Data items
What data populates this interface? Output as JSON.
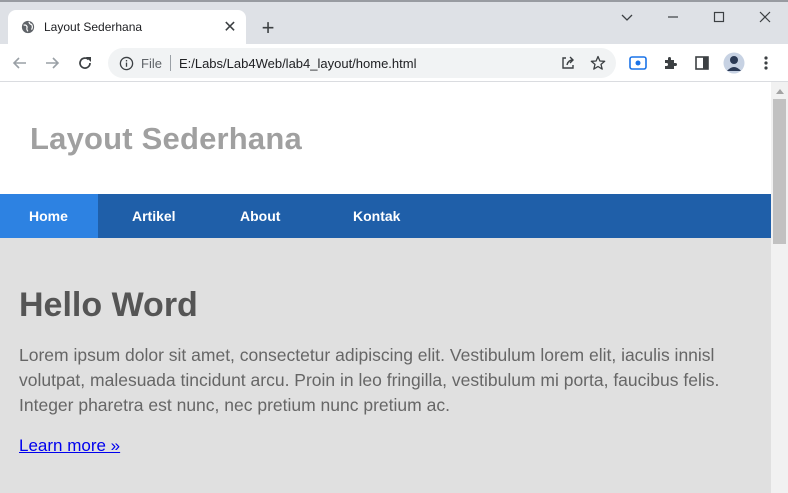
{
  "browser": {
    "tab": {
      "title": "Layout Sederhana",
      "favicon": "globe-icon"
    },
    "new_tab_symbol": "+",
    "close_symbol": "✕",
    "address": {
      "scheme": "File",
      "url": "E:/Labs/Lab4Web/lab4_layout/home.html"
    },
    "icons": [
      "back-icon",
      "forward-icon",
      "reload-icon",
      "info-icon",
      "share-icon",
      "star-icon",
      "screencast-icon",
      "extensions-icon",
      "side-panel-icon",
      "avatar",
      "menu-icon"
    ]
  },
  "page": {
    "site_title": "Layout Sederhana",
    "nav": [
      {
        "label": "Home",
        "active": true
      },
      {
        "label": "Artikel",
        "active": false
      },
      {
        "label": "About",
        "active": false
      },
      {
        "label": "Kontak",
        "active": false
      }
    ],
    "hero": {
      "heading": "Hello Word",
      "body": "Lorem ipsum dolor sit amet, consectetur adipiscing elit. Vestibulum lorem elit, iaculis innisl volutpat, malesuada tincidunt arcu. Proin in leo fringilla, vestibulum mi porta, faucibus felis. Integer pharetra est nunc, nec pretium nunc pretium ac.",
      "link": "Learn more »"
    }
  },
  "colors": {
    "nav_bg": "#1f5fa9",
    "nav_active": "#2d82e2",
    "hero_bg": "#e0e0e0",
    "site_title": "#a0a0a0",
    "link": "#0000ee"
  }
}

==

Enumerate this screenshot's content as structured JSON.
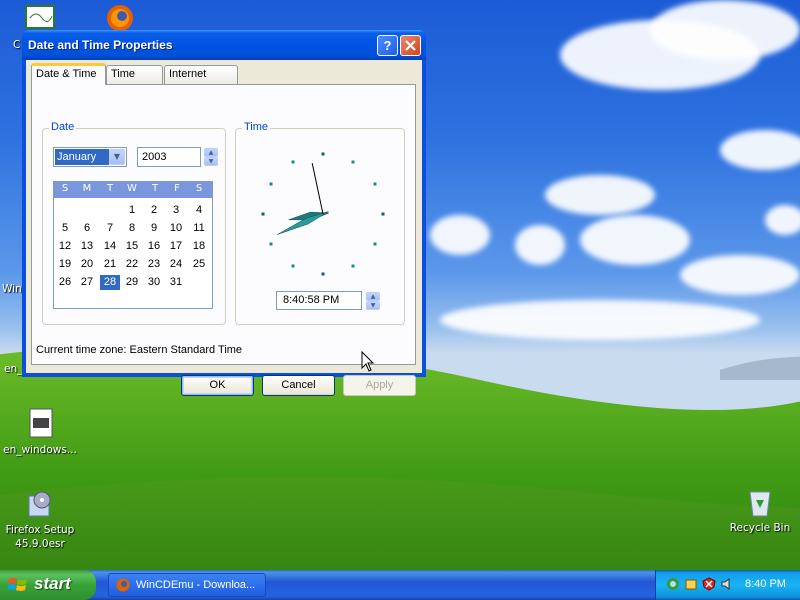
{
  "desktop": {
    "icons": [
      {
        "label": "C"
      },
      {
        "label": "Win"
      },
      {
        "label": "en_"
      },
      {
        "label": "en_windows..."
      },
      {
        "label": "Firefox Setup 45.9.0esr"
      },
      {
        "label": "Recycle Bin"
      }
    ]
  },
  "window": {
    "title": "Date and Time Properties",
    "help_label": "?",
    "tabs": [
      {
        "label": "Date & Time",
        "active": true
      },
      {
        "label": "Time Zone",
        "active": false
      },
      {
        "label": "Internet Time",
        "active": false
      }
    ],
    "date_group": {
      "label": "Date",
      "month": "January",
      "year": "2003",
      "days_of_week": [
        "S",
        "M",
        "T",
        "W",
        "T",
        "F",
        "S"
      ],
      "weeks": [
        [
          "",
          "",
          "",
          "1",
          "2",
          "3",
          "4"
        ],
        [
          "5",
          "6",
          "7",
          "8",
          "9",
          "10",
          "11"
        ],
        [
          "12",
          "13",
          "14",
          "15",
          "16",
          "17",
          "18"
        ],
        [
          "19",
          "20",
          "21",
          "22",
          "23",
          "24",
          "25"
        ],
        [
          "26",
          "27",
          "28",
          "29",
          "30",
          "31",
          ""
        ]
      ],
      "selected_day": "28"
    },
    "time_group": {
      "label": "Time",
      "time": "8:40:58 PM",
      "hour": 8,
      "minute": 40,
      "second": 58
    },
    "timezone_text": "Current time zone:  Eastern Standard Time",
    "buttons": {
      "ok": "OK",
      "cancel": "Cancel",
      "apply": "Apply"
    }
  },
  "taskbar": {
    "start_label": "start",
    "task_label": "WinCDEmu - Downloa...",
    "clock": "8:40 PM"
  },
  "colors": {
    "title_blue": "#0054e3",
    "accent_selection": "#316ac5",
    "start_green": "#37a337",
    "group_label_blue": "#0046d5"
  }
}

◆ **Problem**
Read through the data and copy every line where "JSON" shows up.

◆ **Result**
What data populates this interface? Output as JSON.
Enumerate this screenshot's content as structured JSON.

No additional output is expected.